▶ **Aim**:
Check every line of the entries for "Saint", and copy the lines that hold it.

****************

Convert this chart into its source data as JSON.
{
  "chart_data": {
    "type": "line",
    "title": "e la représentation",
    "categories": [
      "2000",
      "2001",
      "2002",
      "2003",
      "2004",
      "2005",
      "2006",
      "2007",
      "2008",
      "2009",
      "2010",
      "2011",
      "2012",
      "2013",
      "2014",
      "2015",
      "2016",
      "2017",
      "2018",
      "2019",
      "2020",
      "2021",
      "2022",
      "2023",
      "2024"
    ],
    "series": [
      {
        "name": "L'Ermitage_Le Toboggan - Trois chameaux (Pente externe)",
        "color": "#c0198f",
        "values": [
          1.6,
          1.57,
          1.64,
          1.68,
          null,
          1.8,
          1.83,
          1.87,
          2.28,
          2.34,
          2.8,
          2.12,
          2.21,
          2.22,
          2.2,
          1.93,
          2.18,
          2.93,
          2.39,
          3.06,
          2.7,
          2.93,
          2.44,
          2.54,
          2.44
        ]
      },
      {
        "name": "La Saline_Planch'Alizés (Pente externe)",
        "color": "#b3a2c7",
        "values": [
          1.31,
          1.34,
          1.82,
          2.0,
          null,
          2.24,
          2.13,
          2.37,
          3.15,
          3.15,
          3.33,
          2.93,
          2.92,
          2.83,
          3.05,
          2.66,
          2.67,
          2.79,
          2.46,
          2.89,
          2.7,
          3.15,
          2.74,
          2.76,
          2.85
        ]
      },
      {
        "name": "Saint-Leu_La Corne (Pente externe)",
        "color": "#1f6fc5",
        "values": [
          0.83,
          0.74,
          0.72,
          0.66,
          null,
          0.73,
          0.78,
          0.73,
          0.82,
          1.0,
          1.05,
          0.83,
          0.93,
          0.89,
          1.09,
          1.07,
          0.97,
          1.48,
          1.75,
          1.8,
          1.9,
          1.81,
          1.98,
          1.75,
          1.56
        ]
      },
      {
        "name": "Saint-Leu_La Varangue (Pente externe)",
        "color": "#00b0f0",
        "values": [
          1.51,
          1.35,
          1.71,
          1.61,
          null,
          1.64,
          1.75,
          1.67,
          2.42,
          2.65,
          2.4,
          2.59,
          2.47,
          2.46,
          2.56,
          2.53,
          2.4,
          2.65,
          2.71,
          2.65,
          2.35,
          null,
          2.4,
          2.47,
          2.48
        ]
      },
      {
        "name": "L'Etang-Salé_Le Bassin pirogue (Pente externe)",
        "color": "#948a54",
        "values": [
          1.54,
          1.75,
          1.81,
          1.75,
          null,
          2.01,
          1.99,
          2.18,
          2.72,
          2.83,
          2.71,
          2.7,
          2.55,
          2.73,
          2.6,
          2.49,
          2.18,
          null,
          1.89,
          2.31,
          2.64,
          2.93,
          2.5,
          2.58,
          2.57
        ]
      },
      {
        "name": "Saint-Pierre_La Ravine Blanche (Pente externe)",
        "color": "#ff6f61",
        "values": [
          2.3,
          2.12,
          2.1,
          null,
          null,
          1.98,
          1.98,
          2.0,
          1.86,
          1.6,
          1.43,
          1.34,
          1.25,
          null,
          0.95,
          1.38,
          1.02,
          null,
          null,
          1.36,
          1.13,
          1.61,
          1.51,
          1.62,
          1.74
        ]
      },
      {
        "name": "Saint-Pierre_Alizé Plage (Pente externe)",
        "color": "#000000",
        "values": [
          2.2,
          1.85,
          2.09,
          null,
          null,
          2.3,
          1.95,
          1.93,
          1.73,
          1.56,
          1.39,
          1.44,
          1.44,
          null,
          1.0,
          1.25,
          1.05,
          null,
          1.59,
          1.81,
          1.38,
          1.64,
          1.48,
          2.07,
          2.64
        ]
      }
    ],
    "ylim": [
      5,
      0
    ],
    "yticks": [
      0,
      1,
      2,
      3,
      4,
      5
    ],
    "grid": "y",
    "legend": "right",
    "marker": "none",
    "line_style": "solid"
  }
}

****************

▶ **Reply**:
        "name": "Saint-Leu_La Corne (Pente externe)",
        "name": "Saint-Leu_La Varangue (Pente externe)",
        "name": "Saint-Pierre_La Ravine Blanche (Pente externe)",
        "name": "Saint-Pierre_Alizé Plage (Pente externe)",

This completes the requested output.